→ **Work required**: Reproduce verbatim the lines starting with the line that contains "wall xyxy=(306,1534,334,1548)" and continuing through the line that contains "overhead-door-outline xyxy=(777,673,1026,897)", both ends included.

Element and region data:
+--

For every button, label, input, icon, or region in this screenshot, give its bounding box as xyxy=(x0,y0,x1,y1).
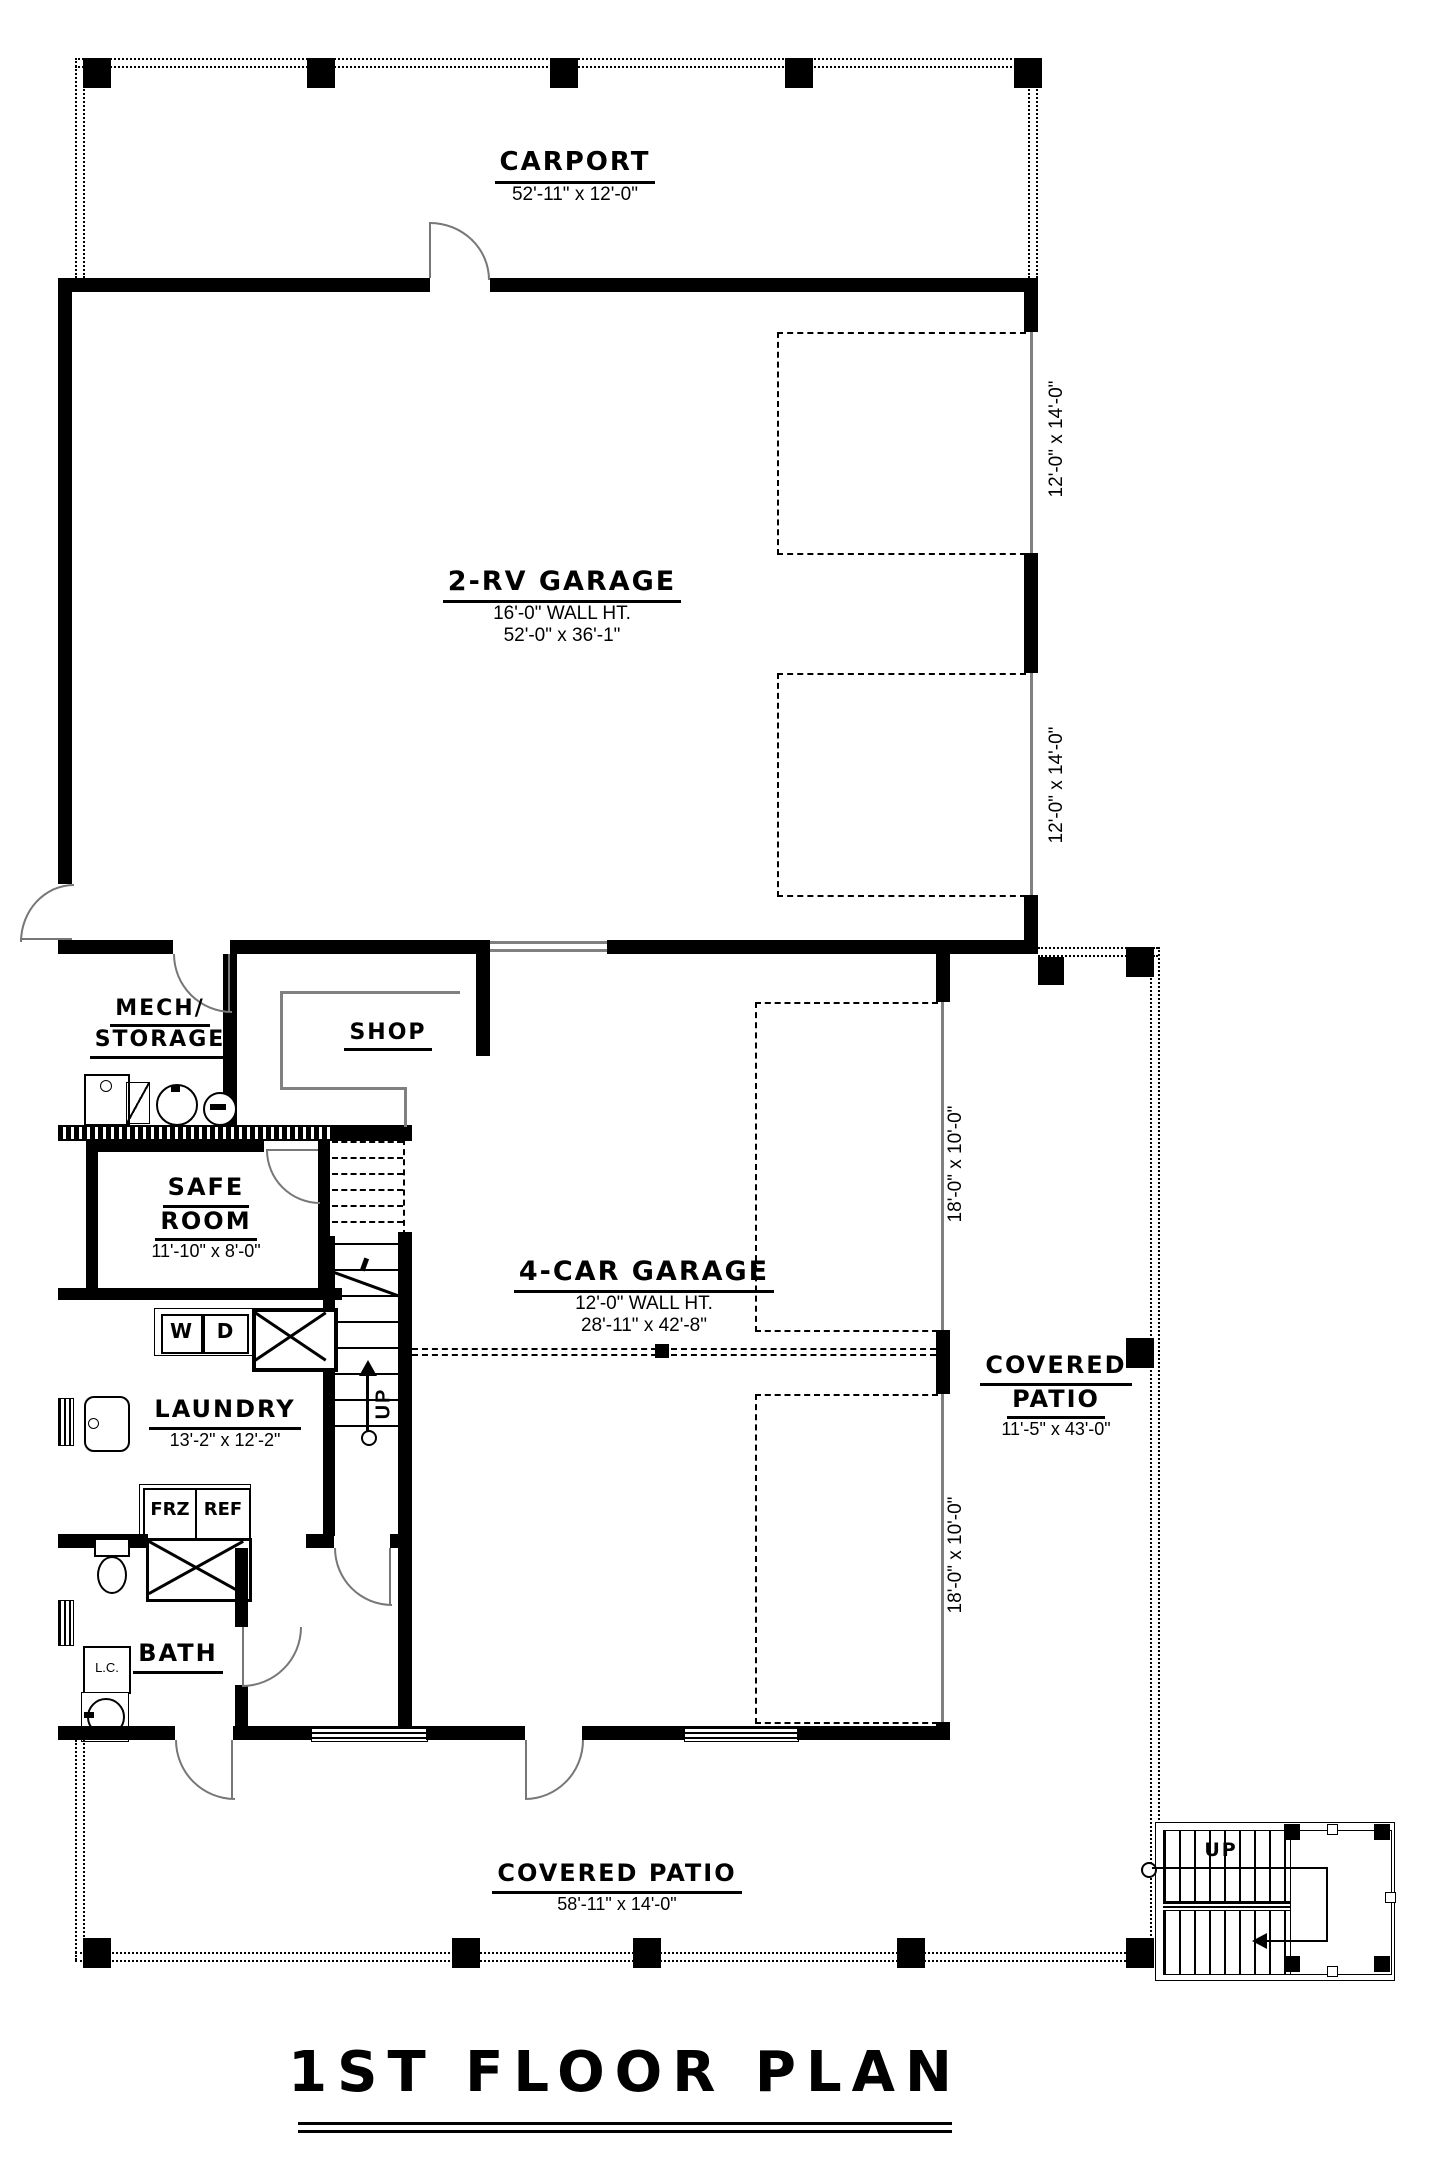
wall xyxy=(306,1534,334,1548)
post xyxy=(452,1938,480,1968)
wall xyxy=(233,1726,311,1740)
overhead-door-outline xyxy=(777,332,1026,555)
faucet xyxy=(84,1712,94,1718)
wall xyxy=(230,940,490,954)
patio-roof-outline xyxy=(1158,947,1160,1960)
post xyxy=(897,1938,925,1968)
post xyxy=(1126,1938,1154,1968)
room-name: SAFE xyxy=(163,1174,250,1208)
wall xyxy=(58,940,173,954)
shop-counter xyxy=(280,991,283,1090)
stair-tread-dashed xyxy=(332,1141,403,1143)
stair-edge-dashed xyxy=(403,1139,405,1236)
wall xyxy=(58,278,72,884)
carport-roof-outline xyxy=(83,58,85,278)
wall xyxy=(398,1232,412,1740)
wall xyxy=(936,1330,950,1394)
carport-roof-outline xyxy=(1036,58,1038,278)
stair-direction-line xyxy=(1266,1940,1328,1942)
page-title: 1ST FLOOR PLAN xyxy=(0,2040,1250,2105)
room-name: LAUNDRY xyxy=(149,1396,300,1430)
stair-direction-arrow xyxy=(1252,1933,1267,1949)
title-underline xyxy=(298,2130,952,2133)
freezer: FRZ xyxy=(143,1488,197,1540)
stair-edge-dashed xyxy=(330,1448,332,1524)
overhead-door-outline xyxy=(777,673,1026,897)
stair-tread-dashed xyxy=(332,1189,403,1191)
drainboard xyxy=(126,1082,150,1124)
stair-direction-line xyxy=(366,1376,369,1432)
post xyxy=(1014,58,1042,88)
stair-direction-line xyxy=(1326,1867,1328,1942)
wall xyxy=(582,1726,684,1740)
shop-counter xyxy=(404,1087,407,1127)
carport-roof-outline xyxy=(1028,58,1030,278)
patio-roof-outline xyxy=(83,1740,85,1960)
stair-divider xyxy=(1163,1906,1290,1908)
post xyxy=(1284,1824,1300,1840)
overhead-door-dims: 18'-0" x 10'-0" xyxy=(945,1084,967,1244)
post xyxy=(1126,947,1154,977)
wall xyxy=(1024,278,1038,332)
room-name: BATH xyxy=(133,1640,222,1674)
stair-tread-dashed xyxy=(332,1221,403,1223)
post xyxy=(633,1938,661,1968)
freezer-label: FRZ xyxy=(145,1500,195,1521)
room-name: PATIO xyxy=(1007,1386,1105,1420)
room-name: 2-RV GARAGE xyxy=(443,566,681,603)
post xyxy=(83,1938,111,1968)
post xyxy=(550,58,578,88)
faucet xyxy=(88,1418,99,1429)
laundry-label: LAUNDRY 13'-2" x 12'-2" xyxy=(120,1396,330,1450)
drain-slot xyxy=(210,1104,226,1110)
patio-right-label: COVERED PATIO 11'-5" x 43'-0" xyxy=(966,1352,1146,1440)
door-swing xyxy=(20,884,74,942)
post xyxy=(307,58,335,88)
washer: W xyxy=(161,1314,203,1354)
overhead-door-outline xyxy=(755,1394,938,1724)
room-name: 4-CAR GARAGE xyxy=(514,1256,774,1293)
exterior-stair-up-label: UP xyxy=(1196,1840,1246,1862)
wall xyxy=(86,1140,98,1300)
carport-label: CARPORT 52'-11" x 12'-0" xyxy=(445,148,705,206)
toilet-bowl xyxy=(97,1556,127,1594)
stair-direction-start xyxy=(1141,1862,1157,1878)
title-underline xyxy=(298,2122,952,2125)
wall-height: 12'-0" WALL HT. xyxy=(575,1293,713,1314)
post xyxy=(83,58,111,88)
garage-door-opening xyxy=(1030,332,1033,553)
room-name: MECH/ xyxy=(110,996,210,1027)
newel xyxy=(1327,1824,1338,1835)
stair-tread-dashed xyxy=(332,1157,403,1159)
window xyxy=(311,1726,428,1742)
wall xyxy=(607,940,1038,954)
room-name: CARPORT xyxy=(495,148,656,184)
patio-bottom-label: COVERED PATIO 58'-11" x 14'-0" xyxy=(480,1860,754,1914)
newel xyxy=(1327,1966,1338,1977)
wall xyxy=(235,1548,248,1627)
wall xyxy=(1024,553,1038,673)
room-name: COVERED PATIO xyxy=(492,1860,741,1894)
post xyxy=(1284,1956,1300,1972)
wall xyxy=(330,1125,412,1141)
four-car-garage-label: 4-CAR GARAGE 12'-0" WALL HT. 28'-11" x 4… xyxy=(494,1256,794,1337)
overhead-door-dims: 18'-0" x 10'-0" xyxy=(945,1475,967,1635)
ceiling-break-dashed xyxy=(412,1354,936,1356)
opening xyxy=(490,949,607,952)
overhead-door-dims: 12'-0" x 14'-0" xyxy=(1046,359,1068,519)
door-swing xyxy=(334,1548,392,1606)
toilet-tank xyxy=(94,1538,130,1557)
stair-direction-line xyxy=(1152,1867,1328,1869)
wall xyxy=(476,954,490,1056)
wall xyxy=(58,1726,175,1740)
washer-label: W xyxy=(163,1320,201,1343)
post xyxy=(1374,1824,1390,1840)
ceiling-break-dashed xyxy=(412,1348,936,1350)
room-dims: 11'-10" x 8'-0" xyxy=(151,1241,260,1261)
garage-door-opening xyxy=(1030,673,1033,895)
room-dims: 52'-11" x 12'-0" xyxy=(512,184,638,205)
door-swing xyxy=(242,1627,302,1687)
door-swing xyxy=(430,222,490,280)
post xyxy=(785,58,813,88)
garage-door-opening xyxy=(941,1002,944,1330)
room-name: ROOM xyxy=(155,1208,256,1242)
carport-roof-outline xyxy=(75,58,77,278)
room-name: SHOP xyxy=(344,1020,431,1051)
shop-label: SHOP xyxy=(330,1020,446,1051)
opening xyxy=(490,941,607,944)
wall xyxy=(58,1288,342,1300)
post xyxy=(655,1344,669,1358)
insulated-wall xyxy=(58,1125,330,1141)
sink-drain xyxy=(100,1080,112,1092)
wall-height: 16'-0" WALL HT. xyxy=(493,603,631,624)
newel xyxy=(1385,1892,1396,1903)
stair-tread-dashed xyxy=(332,1173,403,1175)
safe-room-label: SAFE ROOM 11'-10" x 8'-0" xyxy=(116,1174,296,1262)
stair-tread-dashed xyxy=(332,1205,403,1207)
wall xyxy=(86,1140,264,1152)
door-swing xyxy=(525,1740,584,1800)
room-name: STORAGE xyxy=(90,1027,231,1058)
patio-roof-outline xyxy=(1150,947,1152,1960)
wall xyxy=(797,1726,950,1740)
garage-door-opening xyxy=(941,1394,944,1722)
water-heater-vent xyxy=(171,1086,180,1092)
wall xyxy=(323,1236,335,1536)
patio-roof-outline xyxy=(75,1740,77,1960)
wall xyxy=(490,278,1038,292)
room-dims: 11'-5" x 43'-0" xyxy=(1001,1419,1110,1439)
wall xyxy=(426,1726,525,1740)
mech-storage-label: MECH/ STORAGE xyxy=(80,996,240,1059)
post xyxy=(1374,1956,1390,1972)
window xyxy=(58,1600,74,1646)
overhead-door-dims: 12'-0" x 14'-0" xyxy=(1046,705,1068,865)
floor-plan: CARPORT 52'-11" x 12'-0" 12'-0" x 14'-0"… xyxy=(0,0,1445,2181)
wall xyxy=(390,1534,412,1548)
door-swing xyxy=(175,1740,235,1800)
refrigerator-label: REF xyxy=(197,1500,249,1521)
bath-label: BATH xyxy=(118,1640,238,1674)
wall xyxy=(58,278,430,292)
stair-up-label: UP xyxy=(373,1324,396,1484)
patio-roof-outline xyxy=(75,1960,1158,1962)
shop-counter xyxy=(280,991,460,994)
refrigerator: REF xyxy=(195,1488,251,1540)
room-dims: 13'-2" x 12'-2" xyxy=(170,1430,281,1450)
window xyxy=(58,1398,74,1446)
dryer: D xyxy=(203,1314,249,1354)
wall xyxy=(936,954,950,1002)
stair-landing xyxy=(1290,1830,1392,1975)
room-dims: 28'-11" x 42'-8" xyxy=(581,1315,707,1336)
stair-divider xyxy=(1163,1902,1290,1904)
rv-garage-label: 2-RV GARAGE 16'-0" WALL HT. 52'-0" x 36'… xyxy=(430,566,694,647)
post xyxy=(1038,957,1064,985)
room-name: COVERED xyxy=(980,1352,1131,1386)
window xyxy=(684,1726,799,1742)
dryer-label: D xyxy=(205,1320,247,1343)
shop-counter xyxy=(280,1087,407,1090)
room-dims: 52'-0" x 36'-1" xyxy=(504,625,621,646)
patio-roof-outline xyxy=(75,1952,1158,1954)
room-dims: 58'-11" x 14'-0" xyxy=(557,1894,676,1914)
exterior-stair-lower-run xyxy=(1163,1910,1292,1975)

+--

→ **Response below**:
wall xyxy=(306,1534,334,1548)
post xyxy=(452,1938,480,1968)
wall xyxy=(233,1726,311,1740)
overhead-door-outline xyxy=(777,332,1026,555)
faucet xyxy=(84,1712,94,1718)
wall xyxy=(230,940,490,954)
patio-roof-outline xyxy=(1158,947,1160,1960)
post xyxy=(897,1938,925,1968)
post xyxy=(1126,1938,1154,1968)
room-name: SAFE xyxy=(163,1174,250,1208)
wall xyxy=(58,940,173,954)
shop-counter xyxy=(280,991,283,1090)
stair-tread-dashed xyxy=(332,1141,403,1143)
stair-edge-dashed xyxy=(403,1139,405,1236)
wall xyxy=(58,278,72,884)
carport-roof-outline xyxy=(83,58,85,278)
wall xyxy=(398,1232,412,1740)
wall xyxy=(936,1330,950,1394)
carport-roof-outline xyxy=(1036,58,1038,278)
stair-direction-line xyxy=(1266,1940,1328,1942)
page-title: 1ST FLOOR PLAN xyxy=(0,2040,1250,2105)
room-name: LAUNDRY xyxy=(149,1396,300,1430)
stair-direction-arrow xyxy=(1252,1933,1267,1949)
title-underline xyxy=(298,2130,952,2133)
freezer: FRZ xyxy=(143,1488,197,1540)
stair-edge-dashed xyxy=(330,1448,332,1524)
overhead-door-outline xyxy=(777,673,1026,897)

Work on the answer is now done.